Data items
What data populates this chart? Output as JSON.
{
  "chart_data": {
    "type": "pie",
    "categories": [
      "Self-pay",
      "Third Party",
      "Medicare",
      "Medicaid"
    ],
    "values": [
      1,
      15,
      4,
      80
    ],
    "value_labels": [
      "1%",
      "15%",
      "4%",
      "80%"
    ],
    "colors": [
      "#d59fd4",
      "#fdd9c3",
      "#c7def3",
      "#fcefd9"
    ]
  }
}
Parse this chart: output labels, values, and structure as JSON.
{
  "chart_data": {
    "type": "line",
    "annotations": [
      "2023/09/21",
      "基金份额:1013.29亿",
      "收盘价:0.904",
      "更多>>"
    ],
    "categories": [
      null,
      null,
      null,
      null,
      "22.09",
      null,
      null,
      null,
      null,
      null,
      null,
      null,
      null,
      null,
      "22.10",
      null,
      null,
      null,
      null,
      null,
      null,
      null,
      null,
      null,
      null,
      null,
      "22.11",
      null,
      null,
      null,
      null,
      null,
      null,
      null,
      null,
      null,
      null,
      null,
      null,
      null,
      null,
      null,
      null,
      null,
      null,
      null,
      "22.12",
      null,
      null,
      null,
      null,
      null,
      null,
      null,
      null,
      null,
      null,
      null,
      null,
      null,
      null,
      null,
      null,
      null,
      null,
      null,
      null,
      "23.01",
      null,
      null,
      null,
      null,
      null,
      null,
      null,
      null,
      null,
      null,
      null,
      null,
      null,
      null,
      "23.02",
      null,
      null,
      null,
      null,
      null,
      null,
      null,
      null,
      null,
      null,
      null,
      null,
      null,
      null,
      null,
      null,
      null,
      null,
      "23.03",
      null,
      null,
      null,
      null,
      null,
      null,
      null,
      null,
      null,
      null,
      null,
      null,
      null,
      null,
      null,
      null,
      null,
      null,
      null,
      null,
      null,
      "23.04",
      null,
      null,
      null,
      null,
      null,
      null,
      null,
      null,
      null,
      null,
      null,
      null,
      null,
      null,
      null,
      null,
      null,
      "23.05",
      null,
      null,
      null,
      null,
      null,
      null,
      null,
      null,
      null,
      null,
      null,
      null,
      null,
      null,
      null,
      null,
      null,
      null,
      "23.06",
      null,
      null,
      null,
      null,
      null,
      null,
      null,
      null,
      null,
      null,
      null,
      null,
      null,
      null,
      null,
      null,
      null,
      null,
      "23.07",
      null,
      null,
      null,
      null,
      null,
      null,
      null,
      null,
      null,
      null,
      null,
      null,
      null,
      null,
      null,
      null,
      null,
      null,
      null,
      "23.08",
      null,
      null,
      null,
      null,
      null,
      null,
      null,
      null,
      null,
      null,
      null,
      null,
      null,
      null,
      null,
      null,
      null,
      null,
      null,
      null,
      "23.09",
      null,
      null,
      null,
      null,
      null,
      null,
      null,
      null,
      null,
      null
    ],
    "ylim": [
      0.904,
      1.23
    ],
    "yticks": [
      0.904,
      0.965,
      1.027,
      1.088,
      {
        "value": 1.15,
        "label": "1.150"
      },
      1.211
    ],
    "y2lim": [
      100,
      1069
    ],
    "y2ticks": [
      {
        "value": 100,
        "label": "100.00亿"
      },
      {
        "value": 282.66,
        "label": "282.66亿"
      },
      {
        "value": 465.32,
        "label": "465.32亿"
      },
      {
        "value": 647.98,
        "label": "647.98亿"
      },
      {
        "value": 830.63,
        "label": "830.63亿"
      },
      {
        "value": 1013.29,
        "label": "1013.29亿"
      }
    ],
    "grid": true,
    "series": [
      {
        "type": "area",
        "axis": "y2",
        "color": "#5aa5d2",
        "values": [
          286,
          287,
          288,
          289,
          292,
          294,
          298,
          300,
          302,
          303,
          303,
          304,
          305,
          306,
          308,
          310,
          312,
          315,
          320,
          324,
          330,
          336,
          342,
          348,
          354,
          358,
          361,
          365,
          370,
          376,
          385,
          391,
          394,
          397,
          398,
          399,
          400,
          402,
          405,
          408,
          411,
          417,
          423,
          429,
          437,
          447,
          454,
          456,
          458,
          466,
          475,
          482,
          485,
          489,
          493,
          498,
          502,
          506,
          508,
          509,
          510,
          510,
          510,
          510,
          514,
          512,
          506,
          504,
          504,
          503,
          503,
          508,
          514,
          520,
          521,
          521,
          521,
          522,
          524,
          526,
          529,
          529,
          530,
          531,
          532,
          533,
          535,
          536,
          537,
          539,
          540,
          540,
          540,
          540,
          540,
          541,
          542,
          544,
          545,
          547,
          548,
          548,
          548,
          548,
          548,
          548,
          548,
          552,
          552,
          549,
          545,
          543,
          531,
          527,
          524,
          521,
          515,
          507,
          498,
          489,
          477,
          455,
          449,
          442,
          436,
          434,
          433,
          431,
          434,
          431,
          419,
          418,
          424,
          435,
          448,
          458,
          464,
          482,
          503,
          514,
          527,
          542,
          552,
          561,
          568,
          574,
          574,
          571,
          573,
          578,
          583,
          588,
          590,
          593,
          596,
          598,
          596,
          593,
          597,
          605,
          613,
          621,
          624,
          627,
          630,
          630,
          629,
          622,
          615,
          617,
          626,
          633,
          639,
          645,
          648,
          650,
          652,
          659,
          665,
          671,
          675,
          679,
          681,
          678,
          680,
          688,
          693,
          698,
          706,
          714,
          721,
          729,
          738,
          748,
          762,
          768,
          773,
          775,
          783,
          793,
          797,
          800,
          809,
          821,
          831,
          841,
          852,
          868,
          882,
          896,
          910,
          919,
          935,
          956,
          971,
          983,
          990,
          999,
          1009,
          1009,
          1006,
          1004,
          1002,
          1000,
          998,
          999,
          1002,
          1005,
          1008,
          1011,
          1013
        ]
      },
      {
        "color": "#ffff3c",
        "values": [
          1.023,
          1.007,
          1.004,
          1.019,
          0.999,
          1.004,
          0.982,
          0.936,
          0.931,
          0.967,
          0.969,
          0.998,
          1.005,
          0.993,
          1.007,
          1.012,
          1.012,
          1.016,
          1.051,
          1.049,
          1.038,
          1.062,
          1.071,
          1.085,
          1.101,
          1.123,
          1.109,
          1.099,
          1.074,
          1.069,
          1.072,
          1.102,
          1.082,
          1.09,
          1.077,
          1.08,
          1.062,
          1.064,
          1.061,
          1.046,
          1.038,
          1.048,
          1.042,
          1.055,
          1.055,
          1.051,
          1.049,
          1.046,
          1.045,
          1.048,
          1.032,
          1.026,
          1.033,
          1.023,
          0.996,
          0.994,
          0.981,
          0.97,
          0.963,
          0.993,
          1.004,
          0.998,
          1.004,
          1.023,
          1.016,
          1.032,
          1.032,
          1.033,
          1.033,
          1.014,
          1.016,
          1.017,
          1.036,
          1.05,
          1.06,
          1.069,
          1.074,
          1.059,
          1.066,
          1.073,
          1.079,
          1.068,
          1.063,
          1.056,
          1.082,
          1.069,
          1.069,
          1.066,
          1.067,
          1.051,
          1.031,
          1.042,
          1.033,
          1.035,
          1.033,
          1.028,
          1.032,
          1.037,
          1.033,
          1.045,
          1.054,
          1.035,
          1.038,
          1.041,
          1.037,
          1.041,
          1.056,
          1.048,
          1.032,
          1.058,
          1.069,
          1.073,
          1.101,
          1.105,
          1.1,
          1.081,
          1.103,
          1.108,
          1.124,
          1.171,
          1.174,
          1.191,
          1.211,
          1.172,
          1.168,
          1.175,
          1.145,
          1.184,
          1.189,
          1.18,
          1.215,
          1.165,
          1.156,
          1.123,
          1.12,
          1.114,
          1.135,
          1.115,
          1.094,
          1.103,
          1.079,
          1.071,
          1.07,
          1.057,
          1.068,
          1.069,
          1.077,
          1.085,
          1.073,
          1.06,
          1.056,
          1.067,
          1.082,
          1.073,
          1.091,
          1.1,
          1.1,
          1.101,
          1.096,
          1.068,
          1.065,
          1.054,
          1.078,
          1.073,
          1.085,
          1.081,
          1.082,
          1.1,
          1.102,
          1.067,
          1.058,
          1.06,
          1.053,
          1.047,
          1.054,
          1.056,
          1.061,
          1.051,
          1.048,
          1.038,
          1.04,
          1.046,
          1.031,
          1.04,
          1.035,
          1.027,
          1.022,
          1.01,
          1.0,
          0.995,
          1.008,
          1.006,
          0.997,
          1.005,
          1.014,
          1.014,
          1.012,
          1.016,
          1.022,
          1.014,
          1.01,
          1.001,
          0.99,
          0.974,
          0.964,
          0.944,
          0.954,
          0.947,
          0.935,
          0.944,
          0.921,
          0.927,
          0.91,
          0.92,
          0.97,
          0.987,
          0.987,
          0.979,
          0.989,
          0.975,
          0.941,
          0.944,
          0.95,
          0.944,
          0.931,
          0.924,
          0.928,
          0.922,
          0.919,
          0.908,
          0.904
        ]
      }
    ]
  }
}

WORK INSTRUCTIONS :: Go through the records and pull out each line that includes the word "this".

FINAL RESULT ::
What data populates this chart? Output as JSON.
Parse this chart: output labels, values, and structure as JSON.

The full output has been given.